- Stated task
From the listing below, extract each entry exactly as written, minus the images.

+--

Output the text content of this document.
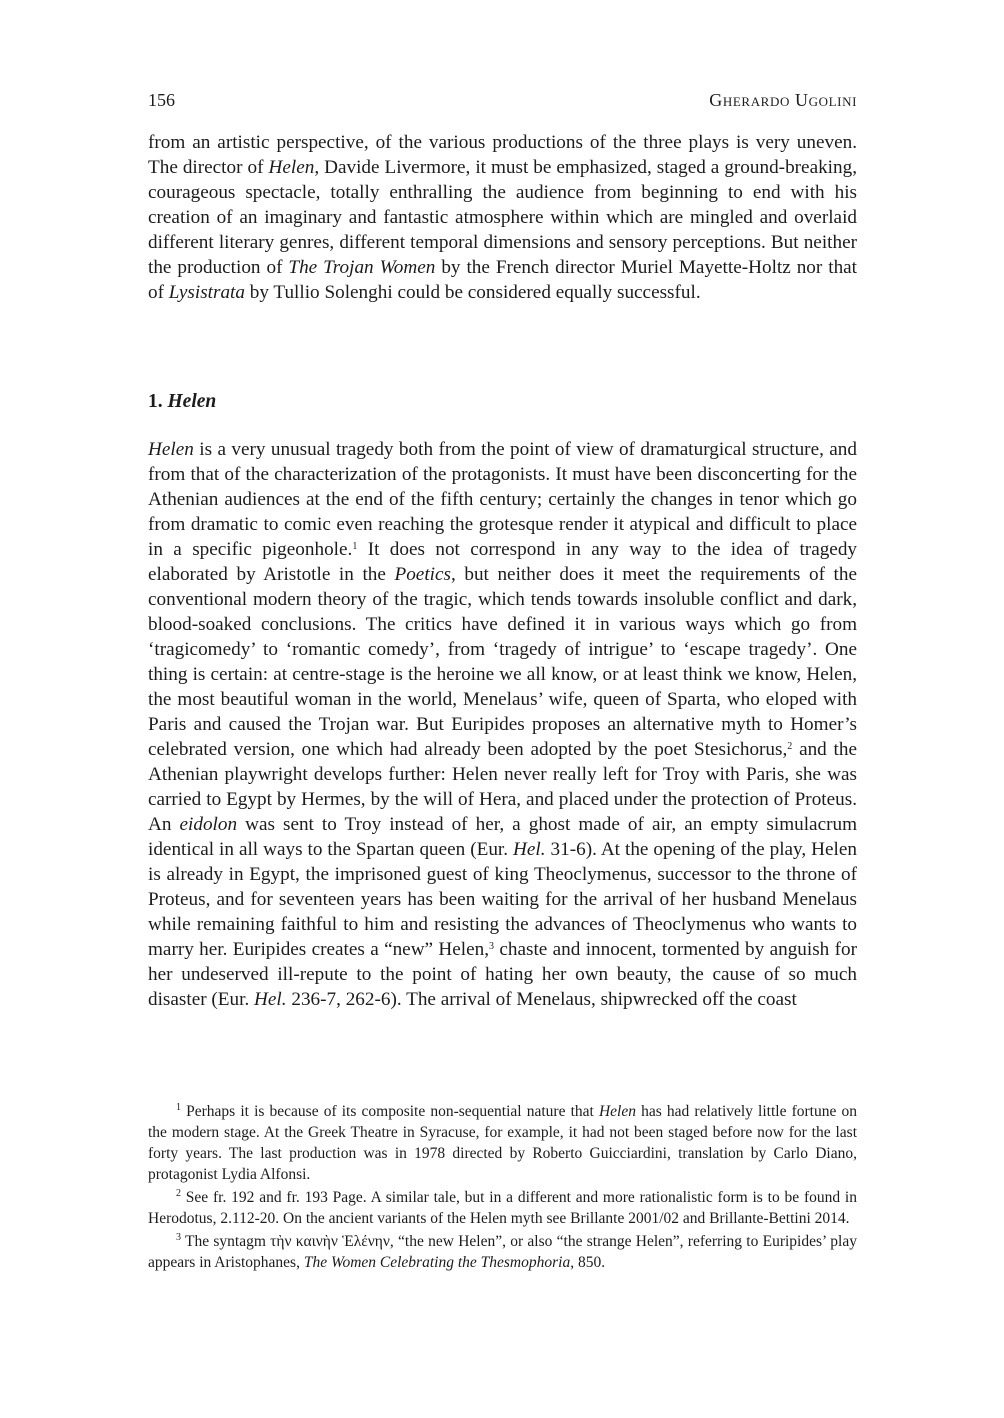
156	Gherardo Ugolini

from an artistic perspective, of the various productions of the three plays is very uneven. The director of Helen, Davide Livermore, it must be emphasized, staged a ground-breaking, courageous spectacle, totally enthralling the audience from beginning to end with his creation of an imaginary and fantastic atmosphere within which are mingled and overlaid different literary genres, different temporal dimensions and sensory perceptions. But neither the production of The Trojan Women by the French director Muriel Mayette-Holtz nor that of Lysistrata by Tullio Solenghi could be considered equally successful.

1. Helen

Helen is a very unusual tragedy both from the point of view of dramaturgical structure, and from that of the characterization of the protagonists. It must have been disconcerting for the Athenian audiences at the end of the fifth century; certainly the changes in tenor which go from dramatic to comic even reaching the grotesque render it atypical and difficult to place in a specific pigeonhole.$^1$ It does not correspond in any way to the idea of tragedy elaborated by Aristotle in the Poetics, but neither does it meet the requirements of the conventional modern theory of the tragic, which tends towards insoluble conflict and dark, blood-soaked conclusions. The critics have defined it in various ways which go from ‘tragicomedy’ to ‘romantic comedy’, from ‘tragedy of intrigue’ to ‘escape tragedy’. One thing is certain: at centre-stage is the heroine we all know, or at least think we know, Helen, the most beautiful woman in the world, Menelaus’ wife, queen of Sparta, who eloped with Paris and caused the Trojan war. But Euripides proposes an alternative myth to Homer’s celebrated version, one which had already been adopted by the poet Stesichorus,$^2$ and the Athenian playwright develops further: Helen never really left for Troy with Paris, she was carried to Egypt by Hermes, by the will of Hera, and placed under the protection of Proteus. An eidolon was sent to Troy instead of her, a ghost made of air, an empty simulacrum identical in all ways to the Spartan queen (Eur. Hel. 31-6). At the opening of the play, Helen is already in Egypt, the imprisoned guest of king Theoclymenus, successor to the throne of Proteus, and for seventeen years has been waiting for the arrival of her husband Menelaus while remaining faithful to him and resisting the advances of Theoclymenus who wants to marry her. Euripides creates a “new” Helen,$^3$ chaste and innocent, tormented by anguish for her undeserved ill-repute to the point of hating her own beauty, the cause of so much disaster (Eur. Hel. 236-7, 262-6). The arrival of Menelaus, shipwrecked off the coast

$^1$ Perhaps it is because of its composite non-sequential nature that Helen has had relatively little fortune on the modern stage. At the Greek Theatre in Syracuse, for example, it had not been staged before now for the last forty years. The last production was in 1978 directed by Roberto Guicciardini, translation by Carlo Diano, protagonist Lydia Alfonsi.

$^2$ See fr. 192 and fr. 193 Page. A similar tale, but in a different and more rationalistic form is to be found in Herodotus, 2.112-20. On the ancient variants of the Helen myth see Brillante 2001/02 and Brillante-Bettini 2014.

$^3$ The syntagm τὴν καινὴν Ἑλένην, “the new Helen”, or also “the strange Helen”, referring to Euripides’ play appears in Aristophanes, The Women Celebrating the Thesmophoria, 850.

+--

- Task response
Output the text content of this document.
156	Gherardo Ugolini

from an artistic perspective, of the various productions of the three plays is very uneven. The director of Helen, Davide Livermore, it must be emphasized, staged a ground-breaking, courageous spectacle, totally enthralling the audience from beginning to end with his creation of an imaginary and fantastic atmosphere within which are mingled and overlaid different literary genres, different temporal dimensions and sensory perceptions. But neither the production of The Trojan Women by the French director Muriel Mayette-Holtz nor that of Lysistrata by Tullio Solenghi could be considered equally successful.

1. Helen

Helen is a very unusual tragedy both from the point of view of dramaturgical structure, and from that of the characterization of the protagonists. It must have been disconcerting for the Athenian audiences at the end of the fifth century; certainly the changes in tenor which go from dramatic to comic even reaching the grotesque render it atypical and difficult to place in a specific pigeonhole.$^1$ It does not correspond in any way to the idea of tragedy elaborated by Aristotle in the Poetics, but neither does it meet the requirements of the conventional modern theory of the tragic, which tends towards insoluble conflict and dark, blood-soaked conclusions. The critics have defined it in various ways which go from ‘tragicomedy’ to ‘romantic comedy’, from ‘tragedy of intrigue’ to ‘escape tragedy’. One thing is certain: at centre-stage is the heroine we all know, or at least think we know, Helen, the most beautiful woman in the world, Menelaus’ wife, queen of Sparta, who eloped with Paris and caused the Trojan war. But Euripides proposes an alternative myth to Homer’s celebrated version, one which had already been adopted by the poet Stesichorus,$^2$ and the Athenian playwright develops further: Helen never really left for Troy with Paris, she was carried to Egypt by Hermes, by the will of Hera, and placed under the protection of Proteus. An eidolon was sent to Troy instead of her, a ghost made of air, an empty simulacrum identical in all ways to the Spartan queen (Eur. Hel. 31-6). At the opening of the play, Helen is already in Egypt, the imprisoned guest of king Theoclymenus, successor to the throne of Proteus, and for seventeen years has been waiting for the arrival of her husband Menelaus while remaining faithful to him and resisting the advances of Theoclymenus who wants to marry her. Euripides creates a “new” Helen,$^3$ chaste and innocent, tormented by anguish for her undeserved ill-repute to the point of hating her own beauty, the cause of so much disaster (Eur. Hel. 236-7, 262-6). The arrival of Menelaus, shipwrecked off the coast

$^1$ Perhaps it is because of its composite non-sequential nature that Helen has had relatively little fortune on the modern stage. At the Greek Theatre in Syracuse, for example, it had not been staged before now for the last forty years. The last production was in 1978 directed by Roberto Guicciardini, translation by Carlo Diano, protagonist Lydia Alfonsi.

$^2$ See fr. 192 and fr. 193 Page. A similar tale, but in a different and more rationalistic form is to be found in Herodotus, 2.112-20. On the ancient variants of the Helen myth see Brillante 2001/02 and Brillante-Bettini 2014.

$^3$ The syntagm τὴν καινὴν Ἑλένην, “the new Helen”, or also “the strange Helen”, referring to Euripides’ play appears in Aristophanes, The Women Celebrating the Thesmophoria, 850.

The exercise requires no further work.